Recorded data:
──────────

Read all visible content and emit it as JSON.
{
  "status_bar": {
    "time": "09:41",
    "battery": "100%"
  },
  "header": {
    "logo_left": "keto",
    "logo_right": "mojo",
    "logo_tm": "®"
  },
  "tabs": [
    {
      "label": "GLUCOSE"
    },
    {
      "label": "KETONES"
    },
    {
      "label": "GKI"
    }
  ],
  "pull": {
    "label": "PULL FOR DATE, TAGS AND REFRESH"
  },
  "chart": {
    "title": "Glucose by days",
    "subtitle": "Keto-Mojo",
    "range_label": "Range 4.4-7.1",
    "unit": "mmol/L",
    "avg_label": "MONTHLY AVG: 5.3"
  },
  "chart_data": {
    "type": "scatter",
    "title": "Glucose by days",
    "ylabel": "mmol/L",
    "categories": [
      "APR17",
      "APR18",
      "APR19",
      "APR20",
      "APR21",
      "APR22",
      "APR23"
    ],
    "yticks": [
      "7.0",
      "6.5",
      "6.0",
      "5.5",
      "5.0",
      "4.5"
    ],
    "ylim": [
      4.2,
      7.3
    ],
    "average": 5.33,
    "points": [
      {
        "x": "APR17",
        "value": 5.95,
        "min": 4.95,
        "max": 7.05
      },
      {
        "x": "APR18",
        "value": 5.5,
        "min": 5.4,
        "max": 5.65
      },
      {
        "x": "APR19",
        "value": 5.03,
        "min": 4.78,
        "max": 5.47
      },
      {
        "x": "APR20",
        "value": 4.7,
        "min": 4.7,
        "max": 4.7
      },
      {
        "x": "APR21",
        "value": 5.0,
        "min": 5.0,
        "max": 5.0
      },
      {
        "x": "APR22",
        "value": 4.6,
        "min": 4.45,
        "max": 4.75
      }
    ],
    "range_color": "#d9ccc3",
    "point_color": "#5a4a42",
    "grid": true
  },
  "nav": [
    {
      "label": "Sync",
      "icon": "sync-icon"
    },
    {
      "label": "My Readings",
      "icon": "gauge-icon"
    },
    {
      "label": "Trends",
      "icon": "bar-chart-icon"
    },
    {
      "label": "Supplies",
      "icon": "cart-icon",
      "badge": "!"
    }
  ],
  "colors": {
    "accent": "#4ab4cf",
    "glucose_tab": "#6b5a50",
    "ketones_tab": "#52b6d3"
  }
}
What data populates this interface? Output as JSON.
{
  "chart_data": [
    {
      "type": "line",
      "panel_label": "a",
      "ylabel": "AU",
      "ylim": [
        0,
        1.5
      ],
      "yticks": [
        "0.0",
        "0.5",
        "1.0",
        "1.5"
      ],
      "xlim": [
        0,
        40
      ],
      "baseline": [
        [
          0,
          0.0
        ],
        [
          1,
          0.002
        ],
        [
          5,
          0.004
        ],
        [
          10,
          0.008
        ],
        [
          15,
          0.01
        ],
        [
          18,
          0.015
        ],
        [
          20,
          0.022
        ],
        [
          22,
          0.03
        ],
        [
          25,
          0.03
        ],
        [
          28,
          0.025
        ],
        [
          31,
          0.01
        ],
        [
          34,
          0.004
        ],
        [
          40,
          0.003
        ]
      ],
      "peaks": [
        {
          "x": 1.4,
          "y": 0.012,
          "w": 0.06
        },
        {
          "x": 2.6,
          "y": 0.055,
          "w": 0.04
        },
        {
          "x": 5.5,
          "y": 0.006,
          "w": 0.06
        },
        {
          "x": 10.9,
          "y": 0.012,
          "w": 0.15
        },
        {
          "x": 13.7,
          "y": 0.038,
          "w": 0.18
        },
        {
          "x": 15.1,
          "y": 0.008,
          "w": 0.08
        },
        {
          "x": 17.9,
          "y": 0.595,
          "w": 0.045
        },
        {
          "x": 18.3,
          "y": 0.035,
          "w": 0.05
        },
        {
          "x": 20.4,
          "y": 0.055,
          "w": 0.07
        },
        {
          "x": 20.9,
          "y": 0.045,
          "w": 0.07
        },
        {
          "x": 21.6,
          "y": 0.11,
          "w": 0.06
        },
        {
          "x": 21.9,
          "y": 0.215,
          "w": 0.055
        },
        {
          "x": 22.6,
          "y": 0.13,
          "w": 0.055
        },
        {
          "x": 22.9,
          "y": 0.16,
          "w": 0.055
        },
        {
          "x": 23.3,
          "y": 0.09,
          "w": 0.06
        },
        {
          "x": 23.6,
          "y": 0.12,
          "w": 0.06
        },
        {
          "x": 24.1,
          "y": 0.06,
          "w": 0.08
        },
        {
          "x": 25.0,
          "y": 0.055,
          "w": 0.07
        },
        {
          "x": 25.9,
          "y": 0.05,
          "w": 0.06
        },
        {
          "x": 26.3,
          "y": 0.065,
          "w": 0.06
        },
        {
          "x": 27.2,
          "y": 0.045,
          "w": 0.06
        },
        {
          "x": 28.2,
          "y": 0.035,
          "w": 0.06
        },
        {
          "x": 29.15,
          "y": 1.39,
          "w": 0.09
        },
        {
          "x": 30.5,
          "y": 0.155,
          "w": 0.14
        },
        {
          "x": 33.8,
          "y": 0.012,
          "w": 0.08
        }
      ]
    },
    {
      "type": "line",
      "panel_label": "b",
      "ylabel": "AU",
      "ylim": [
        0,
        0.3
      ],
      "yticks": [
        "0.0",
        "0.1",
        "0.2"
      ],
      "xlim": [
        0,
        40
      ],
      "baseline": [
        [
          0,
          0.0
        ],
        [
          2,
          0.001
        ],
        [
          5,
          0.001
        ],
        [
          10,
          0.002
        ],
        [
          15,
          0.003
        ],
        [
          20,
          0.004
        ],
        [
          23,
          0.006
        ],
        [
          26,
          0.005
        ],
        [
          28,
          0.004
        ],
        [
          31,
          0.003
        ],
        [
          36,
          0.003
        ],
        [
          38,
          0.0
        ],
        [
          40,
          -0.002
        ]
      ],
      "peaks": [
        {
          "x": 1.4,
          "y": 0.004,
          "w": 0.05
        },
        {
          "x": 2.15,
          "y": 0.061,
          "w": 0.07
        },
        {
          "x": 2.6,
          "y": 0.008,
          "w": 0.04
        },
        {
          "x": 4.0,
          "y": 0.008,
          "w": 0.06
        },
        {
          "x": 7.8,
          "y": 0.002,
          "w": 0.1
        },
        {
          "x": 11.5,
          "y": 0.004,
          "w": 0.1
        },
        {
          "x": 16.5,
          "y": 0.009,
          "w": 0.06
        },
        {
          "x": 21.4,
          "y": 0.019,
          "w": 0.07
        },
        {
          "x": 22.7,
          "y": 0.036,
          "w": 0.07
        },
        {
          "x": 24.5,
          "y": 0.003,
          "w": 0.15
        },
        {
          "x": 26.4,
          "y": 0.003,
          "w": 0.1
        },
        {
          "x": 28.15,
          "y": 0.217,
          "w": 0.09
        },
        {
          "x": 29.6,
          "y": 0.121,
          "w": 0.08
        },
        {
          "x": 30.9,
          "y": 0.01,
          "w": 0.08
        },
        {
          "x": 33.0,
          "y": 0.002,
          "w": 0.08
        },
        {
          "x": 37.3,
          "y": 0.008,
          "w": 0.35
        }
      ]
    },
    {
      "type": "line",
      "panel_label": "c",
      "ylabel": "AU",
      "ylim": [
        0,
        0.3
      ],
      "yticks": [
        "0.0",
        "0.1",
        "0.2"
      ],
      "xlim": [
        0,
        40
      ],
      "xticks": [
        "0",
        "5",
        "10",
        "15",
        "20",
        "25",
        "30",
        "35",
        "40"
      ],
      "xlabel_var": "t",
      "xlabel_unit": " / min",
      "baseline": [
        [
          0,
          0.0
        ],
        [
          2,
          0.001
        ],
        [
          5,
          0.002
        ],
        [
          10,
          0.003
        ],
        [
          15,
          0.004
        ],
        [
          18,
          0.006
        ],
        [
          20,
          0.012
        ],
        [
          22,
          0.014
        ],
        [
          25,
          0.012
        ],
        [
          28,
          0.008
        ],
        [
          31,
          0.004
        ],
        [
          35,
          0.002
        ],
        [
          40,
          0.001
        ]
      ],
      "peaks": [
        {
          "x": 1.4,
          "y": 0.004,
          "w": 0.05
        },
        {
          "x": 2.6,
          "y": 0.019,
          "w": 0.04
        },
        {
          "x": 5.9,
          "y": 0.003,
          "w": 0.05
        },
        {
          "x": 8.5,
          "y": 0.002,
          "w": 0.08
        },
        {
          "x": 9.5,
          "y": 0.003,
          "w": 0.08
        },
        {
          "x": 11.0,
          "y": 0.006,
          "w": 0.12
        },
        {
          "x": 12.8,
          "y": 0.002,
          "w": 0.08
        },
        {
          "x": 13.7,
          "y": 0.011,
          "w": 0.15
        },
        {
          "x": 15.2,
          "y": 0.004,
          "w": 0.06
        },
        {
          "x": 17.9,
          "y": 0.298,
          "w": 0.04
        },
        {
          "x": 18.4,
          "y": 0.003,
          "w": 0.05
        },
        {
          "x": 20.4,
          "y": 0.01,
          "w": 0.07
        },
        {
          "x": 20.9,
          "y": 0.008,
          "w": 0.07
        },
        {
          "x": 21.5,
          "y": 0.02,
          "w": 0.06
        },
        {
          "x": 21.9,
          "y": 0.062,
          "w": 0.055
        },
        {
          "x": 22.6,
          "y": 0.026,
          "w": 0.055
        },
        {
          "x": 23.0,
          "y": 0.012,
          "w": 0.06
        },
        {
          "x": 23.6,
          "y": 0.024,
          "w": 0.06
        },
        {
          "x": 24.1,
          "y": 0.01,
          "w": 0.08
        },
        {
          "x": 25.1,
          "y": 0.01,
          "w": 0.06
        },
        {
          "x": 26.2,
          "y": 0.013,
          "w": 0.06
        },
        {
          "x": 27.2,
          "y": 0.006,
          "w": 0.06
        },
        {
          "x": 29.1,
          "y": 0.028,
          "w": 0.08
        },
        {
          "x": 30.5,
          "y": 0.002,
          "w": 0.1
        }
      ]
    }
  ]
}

──────────

Task to complete: For this exercise, gather every line of the data that contains the word "icon".

Solution:
      "icon": "sync-icon"
      "icon": "gauge-icon"
      "icon": "bar-chart-icon"
      "icon": "cart-icon",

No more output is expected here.